Aim -> Print each line of the listing once more, precisely as given.
-- begin --
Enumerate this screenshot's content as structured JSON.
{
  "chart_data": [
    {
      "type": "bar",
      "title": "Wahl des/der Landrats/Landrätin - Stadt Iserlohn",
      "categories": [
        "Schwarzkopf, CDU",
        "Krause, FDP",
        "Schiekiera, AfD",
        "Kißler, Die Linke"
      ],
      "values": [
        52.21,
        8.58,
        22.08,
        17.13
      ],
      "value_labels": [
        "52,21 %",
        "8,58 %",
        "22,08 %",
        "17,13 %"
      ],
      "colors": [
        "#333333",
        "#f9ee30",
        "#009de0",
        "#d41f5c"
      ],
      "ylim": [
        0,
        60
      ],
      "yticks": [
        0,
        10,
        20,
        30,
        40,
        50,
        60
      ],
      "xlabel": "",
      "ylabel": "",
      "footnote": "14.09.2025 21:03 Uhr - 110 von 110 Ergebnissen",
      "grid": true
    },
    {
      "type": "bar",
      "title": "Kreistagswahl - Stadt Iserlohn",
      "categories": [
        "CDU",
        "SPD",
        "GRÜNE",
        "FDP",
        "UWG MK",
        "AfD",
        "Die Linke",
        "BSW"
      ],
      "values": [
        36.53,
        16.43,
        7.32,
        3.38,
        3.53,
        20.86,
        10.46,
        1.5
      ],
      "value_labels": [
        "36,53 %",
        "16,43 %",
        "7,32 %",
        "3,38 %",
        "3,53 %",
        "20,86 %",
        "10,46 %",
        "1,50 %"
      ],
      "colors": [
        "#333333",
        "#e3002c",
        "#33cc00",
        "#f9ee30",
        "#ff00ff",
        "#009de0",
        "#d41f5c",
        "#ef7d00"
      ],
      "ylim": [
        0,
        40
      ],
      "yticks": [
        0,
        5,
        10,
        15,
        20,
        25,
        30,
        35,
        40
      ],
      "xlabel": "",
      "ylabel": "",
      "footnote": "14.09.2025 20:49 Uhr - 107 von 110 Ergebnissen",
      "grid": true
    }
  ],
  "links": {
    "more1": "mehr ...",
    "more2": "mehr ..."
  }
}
-- end --
Worked solution ->
Enumerate this screenshot's content as structured JSON.
{
  "chart_data": [
    {
      "type": "bar",
      "title": "Wahl des/der Landrats/Landrätin - Stadt Iserlohn",
      "categories": [
        "Schwarzkopf, CDU",
        "Krause, FDP",
        "Schiekiera, AfD",
        "Kißler, Die Linke"
      ],
      "values": [
        52.21,
        8.58,
        22.08,
        17.13
      ],
      "value_labels": [
        "52,21 %",
        "8,58 %",
        "22,08 %",
        "17,13 %"
      ],
      "colors": [
        "#333333",
        "#f9ee30",
        "#009de0",
        "#d41f5c"
      ],
      "ylim": [
        0,
        60
      ],
      "yticks": [
        0,
        10,
        20,
        30,
        40,
        50,
        60
      ],
      "xlabel": "",
      "ylabel": "",
      "footnote": "14.09.2025 21:03 Uhr - 110 von 110 Ergebnissen",
      "grid": true
    },
    {
      "type": "bar",
      "title": "Kreistagswahl - Stadt Iserlohn",
      "categories": [
        "CDU",
        "SPD",
        "GRÜNE",
        "FDP",
        "UWG MK",
        "AfD",
        "Die Linke",
        "BSW"
      ],
      "values": [
        36.53,
        16.43,
        7.32,
        3.38,
        3.53,
        20.86,
        10.46,
        1.5
      ],
      "value_labels": [
        "36,53 %",
        "16,43 %",
        "7,32 %",
        "3,38 %",
        "3,53 %",
        "20,86 %",
        "10,46 %",
        "1,50 %"
      ],
      "colors": [
        "#333333",
        "#e3002c",
        "#33cc00",
        "#f9ee30",
        "#ff00ff",
        "#009de0",
        "#d41f5c",
        "#ef7d00"
      ],
      "ylim": [
        0,
        40
      ],
      "yticks": [
        0,
        5,
        10,
        15,
        20,
        25,
        30,
        35,
        40
      ],
      "xlabel": "",
      "ylabel": "",
      "footnote": "14.09.2025 20:49 Uhr - 107 von 110 Ergebnissen",
      "grid": true
    }
  ],
  "links": {
    "more1": "mehr ...",
    "more2": "mehr ..."
  }
}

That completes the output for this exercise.